--- start Dataset rows ---

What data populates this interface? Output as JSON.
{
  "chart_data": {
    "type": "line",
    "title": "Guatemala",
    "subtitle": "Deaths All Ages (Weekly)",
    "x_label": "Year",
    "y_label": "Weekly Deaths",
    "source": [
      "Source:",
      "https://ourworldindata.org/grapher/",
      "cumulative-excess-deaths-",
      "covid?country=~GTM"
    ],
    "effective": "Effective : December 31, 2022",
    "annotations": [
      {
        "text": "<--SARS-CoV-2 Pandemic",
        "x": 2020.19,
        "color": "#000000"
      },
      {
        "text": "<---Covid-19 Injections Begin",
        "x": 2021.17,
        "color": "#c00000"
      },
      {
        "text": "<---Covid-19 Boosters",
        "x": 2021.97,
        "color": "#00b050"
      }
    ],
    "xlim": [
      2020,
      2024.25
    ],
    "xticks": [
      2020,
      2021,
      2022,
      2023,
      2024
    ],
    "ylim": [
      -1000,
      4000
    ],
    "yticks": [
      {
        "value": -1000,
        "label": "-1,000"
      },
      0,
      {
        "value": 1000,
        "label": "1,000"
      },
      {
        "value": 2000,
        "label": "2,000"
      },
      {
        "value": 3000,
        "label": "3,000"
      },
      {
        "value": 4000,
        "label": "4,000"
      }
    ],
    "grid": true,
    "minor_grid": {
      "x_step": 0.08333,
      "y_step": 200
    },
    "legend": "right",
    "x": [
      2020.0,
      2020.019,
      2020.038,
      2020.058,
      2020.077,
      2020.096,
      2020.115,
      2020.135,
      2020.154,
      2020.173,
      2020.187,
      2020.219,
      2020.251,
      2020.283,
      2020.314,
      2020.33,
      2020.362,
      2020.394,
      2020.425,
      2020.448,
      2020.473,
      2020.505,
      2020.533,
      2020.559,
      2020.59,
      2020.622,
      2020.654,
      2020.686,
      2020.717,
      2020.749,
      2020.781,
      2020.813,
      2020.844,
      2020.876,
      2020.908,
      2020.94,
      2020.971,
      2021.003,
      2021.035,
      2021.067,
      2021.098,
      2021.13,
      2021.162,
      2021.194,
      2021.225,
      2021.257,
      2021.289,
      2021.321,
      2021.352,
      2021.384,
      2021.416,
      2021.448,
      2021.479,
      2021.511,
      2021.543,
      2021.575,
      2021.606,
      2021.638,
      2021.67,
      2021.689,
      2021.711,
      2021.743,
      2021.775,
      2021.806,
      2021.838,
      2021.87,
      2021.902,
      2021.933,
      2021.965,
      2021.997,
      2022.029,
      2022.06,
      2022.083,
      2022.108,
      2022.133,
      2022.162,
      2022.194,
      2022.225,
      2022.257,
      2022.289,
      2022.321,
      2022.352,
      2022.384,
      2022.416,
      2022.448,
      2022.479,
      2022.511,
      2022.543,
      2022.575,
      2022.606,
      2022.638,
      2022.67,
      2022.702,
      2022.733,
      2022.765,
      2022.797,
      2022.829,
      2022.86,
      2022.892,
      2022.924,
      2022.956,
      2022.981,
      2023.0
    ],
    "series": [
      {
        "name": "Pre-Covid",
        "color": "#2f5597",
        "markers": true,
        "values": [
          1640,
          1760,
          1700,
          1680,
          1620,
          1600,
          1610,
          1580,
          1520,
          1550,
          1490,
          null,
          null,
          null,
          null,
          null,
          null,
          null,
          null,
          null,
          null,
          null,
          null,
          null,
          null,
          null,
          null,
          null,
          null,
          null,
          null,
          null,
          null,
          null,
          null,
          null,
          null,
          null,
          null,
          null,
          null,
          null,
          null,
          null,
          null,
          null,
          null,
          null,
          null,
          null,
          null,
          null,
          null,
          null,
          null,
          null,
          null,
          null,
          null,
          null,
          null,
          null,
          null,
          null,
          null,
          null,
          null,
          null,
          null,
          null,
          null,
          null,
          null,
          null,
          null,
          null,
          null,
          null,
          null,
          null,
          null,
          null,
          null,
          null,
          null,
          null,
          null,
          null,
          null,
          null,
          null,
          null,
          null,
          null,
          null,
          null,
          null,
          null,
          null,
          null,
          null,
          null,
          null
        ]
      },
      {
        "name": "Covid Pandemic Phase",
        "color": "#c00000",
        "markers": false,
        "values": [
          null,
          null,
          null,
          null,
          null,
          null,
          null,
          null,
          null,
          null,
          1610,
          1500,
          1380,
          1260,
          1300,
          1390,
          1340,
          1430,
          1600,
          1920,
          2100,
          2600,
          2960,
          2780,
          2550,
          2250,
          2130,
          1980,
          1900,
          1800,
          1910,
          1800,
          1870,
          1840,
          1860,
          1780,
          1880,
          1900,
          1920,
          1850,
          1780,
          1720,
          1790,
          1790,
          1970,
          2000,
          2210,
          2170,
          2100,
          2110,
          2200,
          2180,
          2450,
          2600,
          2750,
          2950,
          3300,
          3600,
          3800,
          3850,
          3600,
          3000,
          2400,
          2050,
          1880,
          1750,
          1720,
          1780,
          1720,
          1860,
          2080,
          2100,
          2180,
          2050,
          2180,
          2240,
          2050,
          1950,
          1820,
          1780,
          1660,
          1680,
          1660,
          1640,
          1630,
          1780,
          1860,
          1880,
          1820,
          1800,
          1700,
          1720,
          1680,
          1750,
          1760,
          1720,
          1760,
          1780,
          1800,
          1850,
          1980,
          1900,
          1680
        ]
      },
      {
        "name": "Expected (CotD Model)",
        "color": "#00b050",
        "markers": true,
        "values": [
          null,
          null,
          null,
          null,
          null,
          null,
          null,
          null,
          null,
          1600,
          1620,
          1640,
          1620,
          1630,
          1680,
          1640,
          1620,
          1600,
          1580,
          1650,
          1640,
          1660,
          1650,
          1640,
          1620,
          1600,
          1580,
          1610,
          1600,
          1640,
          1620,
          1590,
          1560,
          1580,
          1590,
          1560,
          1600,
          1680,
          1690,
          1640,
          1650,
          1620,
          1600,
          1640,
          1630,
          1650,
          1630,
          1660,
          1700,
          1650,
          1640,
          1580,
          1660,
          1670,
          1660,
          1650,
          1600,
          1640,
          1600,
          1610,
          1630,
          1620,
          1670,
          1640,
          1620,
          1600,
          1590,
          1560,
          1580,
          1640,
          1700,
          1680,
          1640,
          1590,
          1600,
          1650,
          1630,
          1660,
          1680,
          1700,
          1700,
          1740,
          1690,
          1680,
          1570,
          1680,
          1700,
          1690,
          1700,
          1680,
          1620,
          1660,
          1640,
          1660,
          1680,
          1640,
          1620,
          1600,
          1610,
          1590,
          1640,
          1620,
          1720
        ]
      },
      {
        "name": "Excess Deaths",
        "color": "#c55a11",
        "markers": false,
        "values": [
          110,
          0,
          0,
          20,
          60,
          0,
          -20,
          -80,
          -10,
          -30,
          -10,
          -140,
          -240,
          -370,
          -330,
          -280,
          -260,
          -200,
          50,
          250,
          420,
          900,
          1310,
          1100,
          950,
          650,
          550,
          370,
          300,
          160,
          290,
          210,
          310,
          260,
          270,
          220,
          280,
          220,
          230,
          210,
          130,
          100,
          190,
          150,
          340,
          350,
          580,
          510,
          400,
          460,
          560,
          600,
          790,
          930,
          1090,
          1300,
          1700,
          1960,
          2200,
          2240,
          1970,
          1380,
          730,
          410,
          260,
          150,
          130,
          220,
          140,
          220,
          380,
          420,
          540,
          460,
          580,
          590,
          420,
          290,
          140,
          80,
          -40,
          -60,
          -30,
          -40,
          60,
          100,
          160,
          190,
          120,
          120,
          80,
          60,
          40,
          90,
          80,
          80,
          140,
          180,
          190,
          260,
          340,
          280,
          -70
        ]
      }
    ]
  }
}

--- end Dataset rows ---

» **What to work on**: Copy out every line of the data that includes the word "Pandemic".

» **Answer to the task**:
        "text": "<--SARS-CoV-2 Pandemic",
        "name": "Covid Pandemic Phase",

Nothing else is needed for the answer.